[Records from a collection]
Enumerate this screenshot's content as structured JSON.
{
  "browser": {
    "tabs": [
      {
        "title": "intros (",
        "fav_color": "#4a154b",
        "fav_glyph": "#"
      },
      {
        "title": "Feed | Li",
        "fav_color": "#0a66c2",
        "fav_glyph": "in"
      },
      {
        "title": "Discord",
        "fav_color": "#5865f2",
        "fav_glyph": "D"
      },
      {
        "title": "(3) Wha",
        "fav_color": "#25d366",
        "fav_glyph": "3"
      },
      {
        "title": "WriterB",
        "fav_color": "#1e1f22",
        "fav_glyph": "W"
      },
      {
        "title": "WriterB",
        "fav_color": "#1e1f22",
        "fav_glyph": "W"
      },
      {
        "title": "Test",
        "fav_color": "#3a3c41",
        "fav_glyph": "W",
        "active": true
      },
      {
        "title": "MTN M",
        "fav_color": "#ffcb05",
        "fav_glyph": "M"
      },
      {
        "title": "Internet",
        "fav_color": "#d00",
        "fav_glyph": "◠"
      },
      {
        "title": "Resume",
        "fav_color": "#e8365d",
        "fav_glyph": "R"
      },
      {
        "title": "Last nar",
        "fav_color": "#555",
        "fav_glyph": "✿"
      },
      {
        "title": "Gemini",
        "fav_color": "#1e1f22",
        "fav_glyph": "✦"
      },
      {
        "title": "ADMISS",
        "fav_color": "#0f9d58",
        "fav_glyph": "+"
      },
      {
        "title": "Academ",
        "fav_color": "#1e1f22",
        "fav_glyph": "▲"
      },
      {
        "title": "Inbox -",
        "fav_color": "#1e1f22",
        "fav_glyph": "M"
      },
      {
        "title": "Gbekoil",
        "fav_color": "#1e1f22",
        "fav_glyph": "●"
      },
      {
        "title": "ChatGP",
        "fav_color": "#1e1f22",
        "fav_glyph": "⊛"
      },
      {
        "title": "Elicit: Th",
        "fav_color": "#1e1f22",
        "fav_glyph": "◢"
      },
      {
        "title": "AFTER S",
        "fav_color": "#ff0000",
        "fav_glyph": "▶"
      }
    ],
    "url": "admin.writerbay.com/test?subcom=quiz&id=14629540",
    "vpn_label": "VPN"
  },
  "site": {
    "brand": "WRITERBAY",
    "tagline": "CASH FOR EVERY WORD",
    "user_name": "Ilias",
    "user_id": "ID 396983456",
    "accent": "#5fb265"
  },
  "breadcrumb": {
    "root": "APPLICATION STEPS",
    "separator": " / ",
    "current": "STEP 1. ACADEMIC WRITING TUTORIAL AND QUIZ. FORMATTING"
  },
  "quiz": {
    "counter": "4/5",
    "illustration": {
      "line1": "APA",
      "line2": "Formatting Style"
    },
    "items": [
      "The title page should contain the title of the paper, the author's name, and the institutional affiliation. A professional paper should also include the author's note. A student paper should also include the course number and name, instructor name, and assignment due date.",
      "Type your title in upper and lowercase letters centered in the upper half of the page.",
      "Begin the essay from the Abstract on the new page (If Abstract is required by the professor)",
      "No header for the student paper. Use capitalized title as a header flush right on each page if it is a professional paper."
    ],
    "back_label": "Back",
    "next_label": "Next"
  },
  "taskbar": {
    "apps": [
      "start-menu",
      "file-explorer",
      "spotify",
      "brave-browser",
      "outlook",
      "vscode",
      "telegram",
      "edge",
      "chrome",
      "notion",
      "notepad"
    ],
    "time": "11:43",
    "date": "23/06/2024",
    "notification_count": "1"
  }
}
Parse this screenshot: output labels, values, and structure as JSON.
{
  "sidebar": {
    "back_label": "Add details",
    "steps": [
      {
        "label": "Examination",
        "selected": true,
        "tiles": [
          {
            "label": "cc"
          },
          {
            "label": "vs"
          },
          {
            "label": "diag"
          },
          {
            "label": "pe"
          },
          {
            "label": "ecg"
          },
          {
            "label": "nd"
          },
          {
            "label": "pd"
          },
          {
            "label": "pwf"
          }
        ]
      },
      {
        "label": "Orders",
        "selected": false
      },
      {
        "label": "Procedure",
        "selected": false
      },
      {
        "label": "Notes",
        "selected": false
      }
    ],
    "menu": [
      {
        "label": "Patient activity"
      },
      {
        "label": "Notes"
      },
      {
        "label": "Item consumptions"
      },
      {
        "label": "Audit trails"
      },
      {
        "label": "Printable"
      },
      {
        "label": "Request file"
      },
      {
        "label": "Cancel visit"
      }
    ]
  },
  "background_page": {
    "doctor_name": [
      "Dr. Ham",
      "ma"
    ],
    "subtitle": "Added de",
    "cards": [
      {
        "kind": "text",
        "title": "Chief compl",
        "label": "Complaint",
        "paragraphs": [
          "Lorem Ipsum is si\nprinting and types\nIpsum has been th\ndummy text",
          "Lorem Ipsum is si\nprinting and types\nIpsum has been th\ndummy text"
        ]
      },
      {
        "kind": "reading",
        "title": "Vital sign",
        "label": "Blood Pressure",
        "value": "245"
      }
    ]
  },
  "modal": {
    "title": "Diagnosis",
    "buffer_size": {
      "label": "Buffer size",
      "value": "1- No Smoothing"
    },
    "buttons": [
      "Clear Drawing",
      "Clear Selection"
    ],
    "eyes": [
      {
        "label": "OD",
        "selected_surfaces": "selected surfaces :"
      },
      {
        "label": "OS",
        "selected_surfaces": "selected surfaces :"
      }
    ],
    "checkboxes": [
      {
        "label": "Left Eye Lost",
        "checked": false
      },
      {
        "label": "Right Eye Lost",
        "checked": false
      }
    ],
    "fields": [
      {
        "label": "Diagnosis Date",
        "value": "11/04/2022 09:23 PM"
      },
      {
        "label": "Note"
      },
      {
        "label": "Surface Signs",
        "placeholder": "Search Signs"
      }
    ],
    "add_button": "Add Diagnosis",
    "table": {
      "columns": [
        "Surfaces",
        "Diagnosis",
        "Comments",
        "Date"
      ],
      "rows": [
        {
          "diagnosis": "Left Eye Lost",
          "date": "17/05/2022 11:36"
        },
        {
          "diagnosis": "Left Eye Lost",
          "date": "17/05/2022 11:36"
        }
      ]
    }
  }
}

▸ **Stated exercise**
All of the entries need to be reproduced exactly; please write them out.

▸ **Result**
Enumerate this screenshot's content as structured JSON.
{
  "browser": {
    "tabs": [
      {
        "title": "intros (",
        "fav_color": "#4a154b",
        "fav_glyph": "#"
      },
      {
        "title": "Feed | Li",
        "fav_color": "#0a66c2",
        "fav_glyph": "in"
      },
      {
        "title": "Discord",
        "fav_color": "#5865f2",
        "fav_glyph": "D"
      },
      {
        "title": "(3) Wha",
        "fav_color": "#25d366",
        "fav_glyph": "3"
      },
      {
        "title": "WriterB",
        "fav_color": "#1e1f22",
        "fav_glyph": "W"
      },
      {
        "title": "WriterB",
        "fav_color": "#1e1f22",
        "fav_glyph": "W"
      },
      {
        "title": "Test",
        "fav_color": "#3a3c41",
        "fav_glyph": "W",
        "active": true
      },
      {
        "title": "MTN M",
        "fav_color": "#ffcb05",
        "fav_glyph": "M"
      },
      {
        "title": "Internet",
        "fav_color": "#d00",
        "fav_glyph": "◠"
      },
      {
        "title": "Resume",
        "fav_color": "#e8365d",
        "fav_glyph": "R"
      },
      {
        "title": "Last nar",
        "fav_color": "#555",
        "fav_glyph": "✿"
      },
      {
        "title": "Gemini",
        "fav_color": "#1e1f22",
        "fav_glyph": "✦"
      },
      {
        "title": "ADMISS",
        "fav_color": "#0f9d58",
        "fav_glyph": "+"
      },
      {
        "title": "Academ",
        "fav_color": "#1e1f22",
        "fav_glyph": "▲"
      },
      {
        "title": "Inbox -",
        "fav_color": "#1e1f22",
        "fav_glyph": "M"
      },
      {
        "title": "Gbekoil",
        "fav_color": "#1e1f22",
        "fav_glyph": "●"
      },
      {
        "title": "ChatGP",
        "fav_color": "#1e1f22",
        "fav_glyph": "⊛"
      },
      {
        "title": "Elicit: Th",
        "fav_color": "#1e1f22",
        "fav_glyph": "◢"
      },
      {
        "title": "AFTER S",
        "fav_color": "#ff0000",
        "fav_glyph": "▶"
      }
    ],
    "url": "admin.writerbay.com/test?subcom=quiz&id=14629540",
    "vpn_label": "VPN"
  },
  "site": {
    "brand": "WRITERBAY",
    "tagline": "CASH FOR EVERY WORD",
    "user_name": "Ilias",
    "user_id": "ID 396983456",
    "accent": "#5fb265"
  },
  "breadcrumb": {
    "root": "APPLICATION STEPS",
    "separator": " / ",
    "current": "STEP 1. ACADEMIC WRITING TUTORIAL AND QUIZ. FORMATTING"
  },
  "quiz": {
    "counter": "4/5",
    "illustration": {
      "line1": "APA",
      "line2": "Formatting Style"
    },
    "items": [
      "The title page should contain the title of the paper, the author's name, and the institutional affiliation. A professional paper should also include the author's note. A student paper should also include the course number and name, instructor name, and assignment due date.",
      "Type your title in upper and lowercase letters centered in the upper half of the page.",
      "Begin the essay from the Abstract on the new page (If Abstract is required by the professor)",
      "No header for the student paper. Use capitalized title as a header flush right on each page if it is a professional paper."
    ],
    "back_label": "Back",
    "next_label": "Next"
  },
  "taskbar": {
    "apps": [
      "start-menu",
      "file-explorer",
      "spotify",
      "brave-browser",
      "outlook",
      "vscode",
      "telegram",
      "edge",
      "chrome",
      "notion",
      "notepad"
    ],
    "time": "11:43",
    "date": "23/06/2024",
    "notification_count": "1"
  }
}
Parse this screenshot: output labels, values, and structure as JSON.
{
  "sidebar": {
    "back_label": "Add details",
    "steps": [
      {
        "label": "Examination",
        "selected": true,
        "tiles": [
          {
            "label": "cc"
          },
          {
            "label": "vs"
          },
          {
            "label": "diag"
          },
          {
            "label": "pe"
          },
          {
            "label": "ecg"
          },
          {
            "label": "nd"
          },
          {
            "label": "pd"
          },
          {
            "label": "pwf"
          }
        ]
      },
      {
        "label": "Orders",
        "selected": false
      },
      {
        "label": "Procedure",
        "selected": false
      },
      {
        "label": "Notes",
        "selected": false
      }
    ],
    "menu": [
      {
        "label": "Patient activity"
      },
      {
        "label": "Notes"
      },
      {
        "label": "Item consumptions"
      },
      {
        "label": "Audit trails"
      },
      {
        "label": "Printable"
      },
      {
        "label": "Request file"
      },
      {
        "label": "Cancel visit"
      }
    ]
  },
  "background_page": {
    "doctor_name": [
      "Dr. Ham",
      "ma"
    ],
    "subtitle": "Added de",
    "cards": [
      {
        "kind": "text",
        "title": "Chief compl",
        "label": "Complaint",
        "paragraphs": [
          "Lorem Ipsum is si\nprinting and types\nIpsum has been th\ndummy text",
          "Lorem Ipsum is si\nprinting and types\nIpsum has been th\ndummy text"
        ]
      },
      {
        "kind": "reading",
        "title": "Vital sign",
        "label": "Blood Pressure",
        "value": "245"
      }
    ]
  },
  "modal": {
    "title": "Diagnosis",
    "buffer_size": {
      "label": "Buffer size",
      "value": "1- No Smoothing"
    },
    "buttons": [
      "Clear Drawing",
      "Clear Selection"
    ],
    "eyes": [
      {
        "label": "OD",
        "selected_surfaces": "selected surfaces :"
      },
      {
        "label": "OS",
        "selected_surfaces": "selected surfaces :"
      }
    ],
    "checkboxes": [
      {
        "label": "Left Eye Lost",
        "checked": false
      },
      {
        "label": "Right Eye Lost",
        "checked": false
      }
    ],
    "fields": [
      {
        "label": "Diagnosis Date",
        "value": "11/04/2022 09:23 PM"
      },
      {
        "label": "Note"
      },
      {
        "label": "Surface Signs",
        "placeholder": "Search Signs"
      }
    ],
    "add_button": "Add Diagnosis",
    "table": {
      "columns": [
        "Surfaces",
        "Diagnosis",
        "Comments",
        "Date"
      ],
      "rows": [
        {
          "diagnosis": "Left Eye Lost",
          "date": "17/05/2022 11:36"
        },
        {
          "diagnosis": "Left Eye Lost",
          "date": "17/05/2022 11:36"
        }
      ]
    }
  }
}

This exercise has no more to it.